**GIVEN REQUEST 1:**
In the passage on President Obama and Africa, which of Obama's books is quoted?
**GIVEN REQUEST 2:**
Pick up the passage on President Obama and Africa after its final sentence and keep it going.

**SOURCE EXTRACT:**
Needless to say, for President Obama Africa is the land of his father even though he was born and raised in America. I believe President Obama, like most immigrant Ethiopian Americans, would like to help the continent not only escape poverty but also achieve better governance and greater respect for the rule of law. He would like to see Africa having free and fair elections and improved human rights conditions. In his book Dreams From My Father, he wrote, “… It was into my father’s image, the black man, son of Africa, that I’d packed all the attributes I sought in myself, the attributes of Martin and Malcolm, DuBois and Mandela. And if later I saw that the black men I knew – Frank or Ray or Will or Rafiq – fell short of such lofty standards; if I had learned to respect these men for the struggles they went through, recognizing them as my own – my father’s voice had nevertheless remained untainted, inspiring, rebuking, granting or withholding approval. You do not work hard enough, Barry. You must help in your people’s struggle. Wake up, black man!” A man whose life’s inspiration comes from Martin Luther King, Malcolm X, W.E. B. DuBois and Nelson Mandela cannot ignore or remain indifferent to the suffering of African peoples. I think he will help Africans in their struggle for dignity in his second term.

**MATERIAL:**
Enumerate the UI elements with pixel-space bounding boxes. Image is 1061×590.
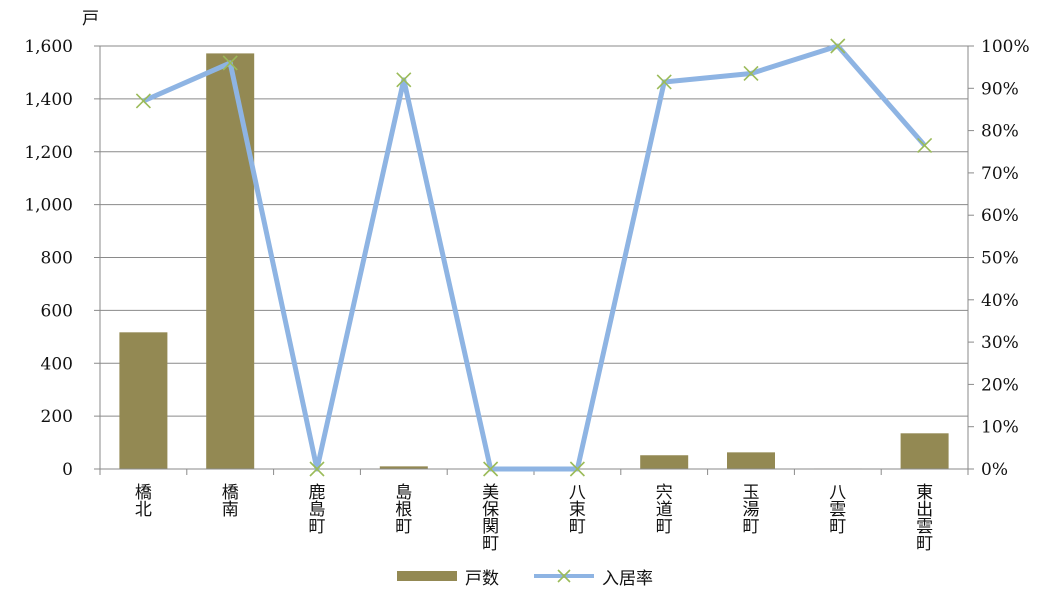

**RESPONSE 1:**
Dreams From My Father

**RESPONSE 2:**
U.S. Human Rights Policy in the Post Arab Spring Period
In the post-Arab Spring world, the U.S. has come to realize that its formula of subordinating its human rights policy to security and economic interests in dealing with dictators needs reexamination, recalibration and reformulation. By relying on dictators to maintain domestic and regional stability, the U.S. has historically ignored and remained indifferent to the needs, aspirations and suffering of the Arab masses. When the Arab masses exploded in anger, the U.S. was perplexed and did not know what to do.
The U.S. has been timid in raising human rights issues with Africa’s dictators fearing lack of cooperation in the war on terror and other strategic objectives. The U.S. effort has been limited to issuing empty verbal exhortations and practicing “quite diplomacy” which has produced very little to advance an American human rights agenda. I believe the President understands that America’s long term global interests cannot be advanced or achieved merely through moral exhortations and condemnations. We know that the President’s style is to exhaust diplomacy before taking more drastic measures. As he explained, “The promotion of human rights cannot be about exhortation alone. At times, it must be coupled with painstaking diplomacy. I know that engagement with repressive regimes lacks the satisfying purity of indignation. But I also know that sanctions without outreach–and condemnation without discussion–can carry forward a crippling status quo. No repressive regime can move down a new path unless it has the choice of an open door.” For the past four years, few African dictators have walked through the door that leads to democracy and human rights. Many of them have kicked it shut. I am hopeful that in the second term, the President will go beyond “exhortation” to concrete action in dealing with African dictators since he holds their aid purse strings.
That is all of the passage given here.